TASK
Transcribe the listing below word for word.

RECORDS FOR PROCESSING
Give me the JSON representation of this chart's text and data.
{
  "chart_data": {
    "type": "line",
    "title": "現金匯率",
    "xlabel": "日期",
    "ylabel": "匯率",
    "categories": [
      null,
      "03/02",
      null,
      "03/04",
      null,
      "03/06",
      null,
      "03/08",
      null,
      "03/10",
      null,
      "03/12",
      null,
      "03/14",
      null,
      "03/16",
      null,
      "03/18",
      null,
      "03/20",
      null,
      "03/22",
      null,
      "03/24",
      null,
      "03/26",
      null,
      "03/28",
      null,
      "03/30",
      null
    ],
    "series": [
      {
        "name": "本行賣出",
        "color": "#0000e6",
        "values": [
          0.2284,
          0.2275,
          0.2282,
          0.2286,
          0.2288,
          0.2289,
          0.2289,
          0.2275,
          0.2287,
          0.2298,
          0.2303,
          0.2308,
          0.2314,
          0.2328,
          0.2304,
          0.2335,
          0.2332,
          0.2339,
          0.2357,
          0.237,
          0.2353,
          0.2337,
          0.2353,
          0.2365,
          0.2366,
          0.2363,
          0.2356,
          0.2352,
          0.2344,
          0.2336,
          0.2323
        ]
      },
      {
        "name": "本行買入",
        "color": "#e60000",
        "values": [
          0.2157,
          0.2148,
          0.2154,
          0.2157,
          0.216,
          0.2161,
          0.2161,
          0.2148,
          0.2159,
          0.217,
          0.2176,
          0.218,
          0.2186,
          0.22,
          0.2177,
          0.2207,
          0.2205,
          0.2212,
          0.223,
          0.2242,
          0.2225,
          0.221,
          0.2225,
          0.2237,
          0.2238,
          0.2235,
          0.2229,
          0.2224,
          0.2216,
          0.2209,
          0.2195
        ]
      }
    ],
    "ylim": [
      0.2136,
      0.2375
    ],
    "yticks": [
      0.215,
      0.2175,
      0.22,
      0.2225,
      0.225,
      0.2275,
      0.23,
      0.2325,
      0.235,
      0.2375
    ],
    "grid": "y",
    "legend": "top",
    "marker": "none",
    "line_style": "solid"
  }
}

EXERCISE RESPONSE
Give me the JSON representation of this chart's text and data.
{
  "chart_data": {
    "type": "line",
    "title": "現金匯率",
    "xlabel": "日期",
    "ylabel": "匯率",
    "categories": [
      null,
      "03/02",
      null,
      "03/04",
      null,
      "03/06",
      null,
      "03/08",
      null,
      "03/10",
      null,
      "03/12",
      null,
      "03/14",
      null,
      "03/16",
      null,
      "03/18",
      null,
      "03/20",
      null,
      "03/22",
      null,
      "03/24",
      null,
      "03/26",
      null,
      "03/28",
      null,
      "03/30",
      null
    ],
    "series": [
      {
        "name": "本行賣出",
        "color": "#0000e6",
        "values": [
          0.2284,
          0.2275,
          0.2282,
          0.2286,
          0.2288,
          0.2289,
          0.2289,
          0.2275,
          0.2287,
          0.2298,
          0.2303,
          0.2308,
          0.2314,
          0.2328,
          0.2304,
          0.2335,
          0.2332,
          0.2339,
          0.2357,
          0.237,
          0.2353,
          0.2337,
          0.2353,
          0.2365,
          0.2366,
          0.2363,
          0.2356,
          0.2352,
          0.2344,
          0.2336,
          0.2323
        ]
      },
      {
        "name": "本行買入",
        "color": "#e60000",
        "values": [
          0.2157,
          0.2148,
          0.2154,
          0.2157,
          0.216,
          0.2161,
          0.2161,
          0.2148,
          0.2159,
          0.217,
          0.2176,
          0.218,
          0.2186,
          0.22,
          0.2177,
          0.2207,
          0.2205,
          0.2212,
          0.223,
          0.2242,
          0.2225,
          0.221,
          0.2225,
          0.2237,
          0.2238,
          0.2235,
          0.2229,
          0.2224,
          0.2216,
          0.2209,
          0.2195
        ]
      }
    ],
    "ylim": [
      0.2136,
      0.2375
    ],
    "yticks": [
      0.215,
      0.2175,
      0.22,
      0.2225,
      0.225,
      0.2275,
      0.23,
      0.2325,
      0.235,
      0.2375
    ],
    "grid": "y",
    "legend": "top",
    "marker": "none",
    "line_style": "solid"
  }
}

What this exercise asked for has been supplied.